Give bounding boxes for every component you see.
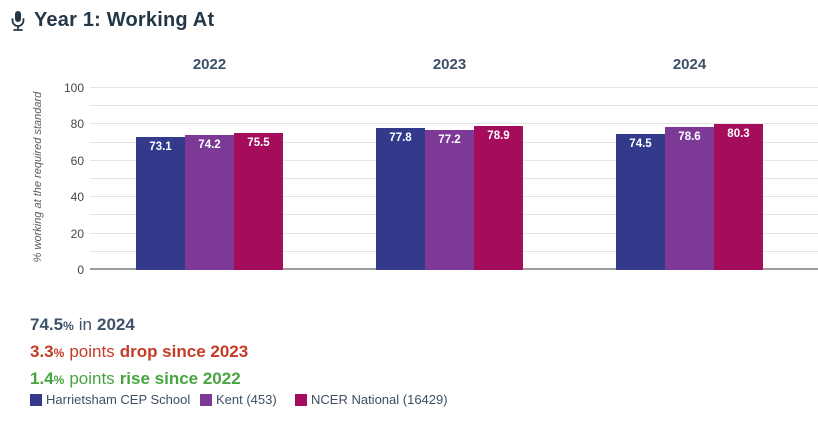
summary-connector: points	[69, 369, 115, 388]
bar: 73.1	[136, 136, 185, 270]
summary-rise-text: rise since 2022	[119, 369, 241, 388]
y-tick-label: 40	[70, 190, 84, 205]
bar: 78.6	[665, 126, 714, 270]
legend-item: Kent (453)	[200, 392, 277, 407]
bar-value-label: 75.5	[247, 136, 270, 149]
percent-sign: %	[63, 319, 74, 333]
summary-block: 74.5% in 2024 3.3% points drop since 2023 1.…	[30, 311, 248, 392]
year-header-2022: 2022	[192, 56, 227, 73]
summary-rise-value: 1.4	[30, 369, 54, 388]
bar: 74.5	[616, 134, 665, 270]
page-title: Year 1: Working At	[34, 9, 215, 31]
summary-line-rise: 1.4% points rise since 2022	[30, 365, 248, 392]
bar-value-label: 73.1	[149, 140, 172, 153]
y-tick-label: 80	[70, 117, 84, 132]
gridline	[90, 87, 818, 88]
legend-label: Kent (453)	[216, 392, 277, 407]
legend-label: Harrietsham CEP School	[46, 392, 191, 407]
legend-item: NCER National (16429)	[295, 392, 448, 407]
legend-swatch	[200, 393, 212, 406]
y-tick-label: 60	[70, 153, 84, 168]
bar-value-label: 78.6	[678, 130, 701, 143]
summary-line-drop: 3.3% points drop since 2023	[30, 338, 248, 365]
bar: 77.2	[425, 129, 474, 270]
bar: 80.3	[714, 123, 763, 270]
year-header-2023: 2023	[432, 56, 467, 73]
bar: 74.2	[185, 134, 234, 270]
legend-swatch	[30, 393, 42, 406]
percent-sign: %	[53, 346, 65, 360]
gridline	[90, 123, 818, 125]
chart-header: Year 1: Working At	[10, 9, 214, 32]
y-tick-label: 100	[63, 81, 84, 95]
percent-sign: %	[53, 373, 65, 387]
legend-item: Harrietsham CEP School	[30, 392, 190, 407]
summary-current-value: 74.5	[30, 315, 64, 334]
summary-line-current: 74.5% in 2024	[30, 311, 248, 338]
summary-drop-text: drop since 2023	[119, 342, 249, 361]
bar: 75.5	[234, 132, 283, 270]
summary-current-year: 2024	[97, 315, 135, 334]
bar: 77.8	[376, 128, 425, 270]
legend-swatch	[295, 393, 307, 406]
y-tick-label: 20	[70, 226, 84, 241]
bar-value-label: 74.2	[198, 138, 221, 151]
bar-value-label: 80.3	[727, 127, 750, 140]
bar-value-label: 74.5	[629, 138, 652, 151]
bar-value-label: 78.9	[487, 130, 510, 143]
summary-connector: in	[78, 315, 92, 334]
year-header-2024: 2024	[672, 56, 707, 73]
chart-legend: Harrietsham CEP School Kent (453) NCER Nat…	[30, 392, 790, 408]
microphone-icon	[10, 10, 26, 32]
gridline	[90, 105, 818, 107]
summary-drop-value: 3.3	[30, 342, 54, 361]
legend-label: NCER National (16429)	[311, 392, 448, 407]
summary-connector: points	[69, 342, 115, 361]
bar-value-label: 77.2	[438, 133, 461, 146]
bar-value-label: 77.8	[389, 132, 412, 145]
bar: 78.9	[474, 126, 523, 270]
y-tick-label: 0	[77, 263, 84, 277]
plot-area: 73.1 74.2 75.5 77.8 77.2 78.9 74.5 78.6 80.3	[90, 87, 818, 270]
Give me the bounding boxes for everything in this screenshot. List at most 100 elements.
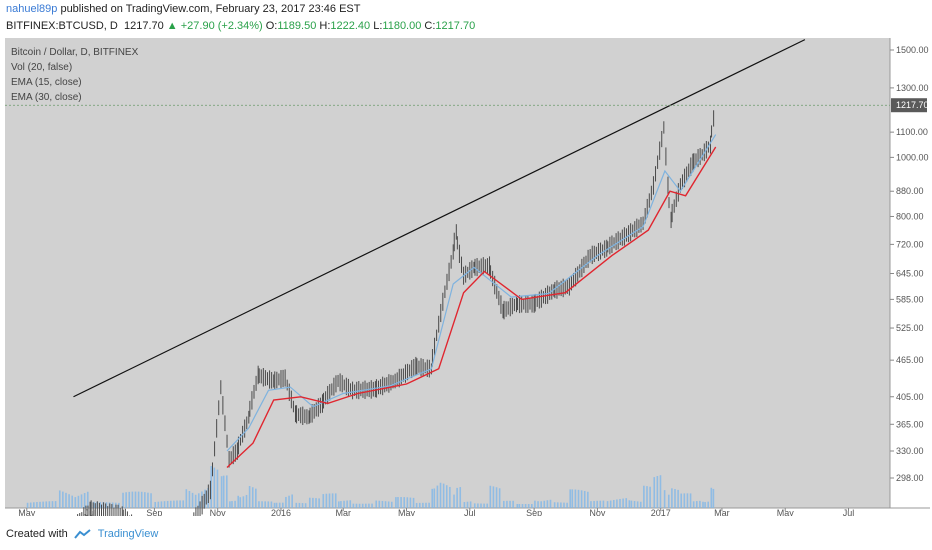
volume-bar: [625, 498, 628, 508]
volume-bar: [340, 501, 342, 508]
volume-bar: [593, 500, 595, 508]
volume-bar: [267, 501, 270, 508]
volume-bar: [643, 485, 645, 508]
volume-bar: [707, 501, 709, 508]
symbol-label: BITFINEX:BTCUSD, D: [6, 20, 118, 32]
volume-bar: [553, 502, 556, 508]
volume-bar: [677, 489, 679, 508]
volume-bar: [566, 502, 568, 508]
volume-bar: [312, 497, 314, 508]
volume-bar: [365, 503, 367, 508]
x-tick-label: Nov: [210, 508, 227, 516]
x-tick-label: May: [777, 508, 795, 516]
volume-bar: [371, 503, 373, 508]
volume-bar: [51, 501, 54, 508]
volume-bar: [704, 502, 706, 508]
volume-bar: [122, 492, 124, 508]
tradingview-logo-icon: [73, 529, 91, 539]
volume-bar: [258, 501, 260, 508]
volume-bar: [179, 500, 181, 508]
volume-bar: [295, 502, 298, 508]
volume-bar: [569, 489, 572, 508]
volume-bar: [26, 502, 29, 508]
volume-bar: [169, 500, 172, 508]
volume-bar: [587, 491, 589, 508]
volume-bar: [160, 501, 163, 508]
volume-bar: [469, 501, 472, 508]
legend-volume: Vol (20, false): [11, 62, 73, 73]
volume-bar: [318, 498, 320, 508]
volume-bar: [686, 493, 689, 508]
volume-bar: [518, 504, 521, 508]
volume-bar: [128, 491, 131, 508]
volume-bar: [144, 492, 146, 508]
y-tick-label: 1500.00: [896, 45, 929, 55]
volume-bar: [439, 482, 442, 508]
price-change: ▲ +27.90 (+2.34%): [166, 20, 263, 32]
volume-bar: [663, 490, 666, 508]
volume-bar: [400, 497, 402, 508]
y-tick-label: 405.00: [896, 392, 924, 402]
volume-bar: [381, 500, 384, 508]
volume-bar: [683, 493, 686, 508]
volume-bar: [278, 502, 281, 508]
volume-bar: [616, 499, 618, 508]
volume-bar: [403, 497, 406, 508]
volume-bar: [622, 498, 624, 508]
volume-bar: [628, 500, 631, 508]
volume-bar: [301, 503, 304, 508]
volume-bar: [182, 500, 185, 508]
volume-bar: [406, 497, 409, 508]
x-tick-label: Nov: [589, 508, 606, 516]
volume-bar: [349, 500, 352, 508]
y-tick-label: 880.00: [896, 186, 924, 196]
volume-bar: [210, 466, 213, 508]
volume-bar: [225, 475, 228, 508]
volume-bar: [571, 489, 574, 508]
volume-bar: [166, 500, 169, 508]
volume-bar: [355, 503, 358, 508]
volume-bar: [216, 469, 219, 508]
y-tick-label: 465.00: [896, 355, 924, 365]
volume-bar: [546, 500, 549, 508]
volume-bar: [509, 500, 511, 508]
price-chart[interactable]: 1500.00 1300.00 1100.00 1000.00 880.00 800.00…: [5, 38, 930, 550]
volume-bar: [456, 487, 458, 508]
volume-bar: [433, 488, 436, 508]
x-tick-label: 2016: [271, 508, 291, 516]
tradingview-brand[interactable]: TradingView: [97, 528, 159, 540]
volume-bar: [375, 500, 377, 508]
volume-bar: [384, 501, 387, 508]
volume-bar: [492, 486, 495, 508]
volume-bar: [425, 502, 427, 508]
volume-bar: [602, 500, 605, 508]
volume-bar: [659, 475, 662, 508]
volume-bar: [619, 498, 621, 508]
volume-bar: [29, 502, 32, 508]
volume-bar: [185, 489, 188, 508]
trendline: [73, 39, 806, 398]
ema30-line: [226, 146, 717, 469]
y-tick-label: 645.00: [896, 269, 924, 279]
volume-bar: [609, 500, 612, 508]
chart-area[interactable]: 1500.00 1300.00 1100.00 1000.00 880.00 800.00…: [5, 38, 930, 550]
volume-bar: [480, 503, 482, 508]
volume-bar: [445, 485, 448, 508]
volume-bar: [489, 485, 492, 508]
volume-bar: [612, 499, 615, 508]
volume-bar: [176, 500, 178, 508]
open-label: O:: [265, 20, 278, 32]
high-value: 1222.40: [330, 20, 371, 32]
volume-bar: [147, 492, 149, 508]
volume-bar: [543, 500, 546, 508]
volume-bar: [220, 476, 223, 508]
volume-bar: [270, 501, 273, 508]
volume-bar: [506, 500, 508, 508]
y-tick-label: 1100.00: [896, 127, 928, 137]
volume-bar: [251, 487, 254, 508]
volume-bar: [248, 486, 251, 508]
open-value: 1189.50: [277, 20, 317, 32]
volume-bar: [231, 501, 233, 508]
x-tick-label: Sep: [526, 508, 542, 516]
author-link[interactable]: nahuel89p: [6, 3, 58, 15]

☆ ☆ ☆ ☆

> **WORK TO DO**: Set down, without alteration, the lines of the material above, from the line with "volume-bar: [625, 498, 628, 508]" to the line with "volume-bar: [456, 487, 458, 508]", including both of those lines.

> **WORKED SOLUTION**:
volume-bar: [625, 498, 628, 508]
volume-bar: [340, 501, 342, 508]
volume-bar: [593, 500, 595, 508]
volume-bar: [267, 501, 270, 508]
volume-bar: [643, 485, 645, 508]
volume-bar: [707, 501, 709, 508]
symbol-label: BITFINEX:BTCUSD, D: [6, 20, 118, 32]
volume-bar: [553, 502, 556, 508]
volume-bar: [677, 489, 679, 508]
volume-bar: [566, 502, 568, 508]
volume-bar: [312, 497, 314, 508]
volume-bar: [365, 503, 367, 508]
x-tick-label: Nov: [210, 508, 227, 516]
x-tick-label: May: [777, 508, 795, 516]
volume-bar: [371, 503, 373, 508]
volume-bar: [51, 501, 54, 508]
volume-bar: [704, 502, 706, 508]
volume-bar: [122, 492, 124, 508]
tradingview-logo-icon: [73, 529, 91, 539]
volume-bar: [258, 501, 260, 508]
volume-bar: [179, 500, 181, 508]
volume-bar: [295, 502, 298, 508]
volume-bar: [569, 489, 572, 508]
volume-bar: [26, 502, 29, 508]
volume-bar: [169, 500, 172, 508]
volume-bar: [587, 491, 589, 508]
volume-bar: [160, 501, 163, 508]
volume-bar: [469, 501, 472, 508]
legend-volume: Vol (20, false): [11, 62, 73, 73]
volume-bar: [318, 498, 320, 508]
volume-bar: [686, 493, 689, 508]
volume-bar: [518, 504, 521, 508]
volume-bar: [128, 491, 131, 508]
volume-bar: [144, 492, 146, 508]
y-tick-label: 1500.00: [896, 45, 929, 55]
volume-bar: [439, 482, 442, 508]
price-change: ▲ +27.90 (+2.34%): [166, 20, 263, 32]
volume-bar: [663, 490, 666, 508]
volume-bar: [400, 497, 402, 508]
y-tick-label: 405.00: [896, 392, 924, 402]
volume-bar: [381, 500, 384, 508]
volume-bar: [683, 493, 686, 508]
volume-bar: [278, 502, 281, 508]
volume-bar: [616, 499, 618, 508]
volume-bar: [403, 497, 406, 508]
volume-bar: [622, 498, 624, 508]
volume-bar: [628, 500, 631, 508]
volume-bar: [301, 503, 304, 508]
volume-bar: [182, 500, 185, 508]
volume-bar: [406, 497, 409, 508]
x-tick-label: Nov: [589, 508, 606, 516]
volume-bar: [349, 500, 352, 508]
y-tick-label: 880.00: [896, 186, 924, 196]
volume-bar: [210, 466, 213, 508]
volume-bar: [225, 475, 228, 508]
volume-bar: [571, 489, 574, 508]
volume-bar: [166, 500, 169, 508]
volume-bar: [355, 503, 358, 508]
volume-bar: [216, 469, 219, 508]
y-tick-label: 465.00: [896, 355, 924, 365]
volume-bar: [546, 500, 549, 508]
volume-bar: [509, 500, 511, 508]
price-chart[interactable]: 1500.00 1300.00 1100.00 1000.00 880.00 800.00…: [5, 38, 930, 550]
volume-bar: [456, 487, 458, 508]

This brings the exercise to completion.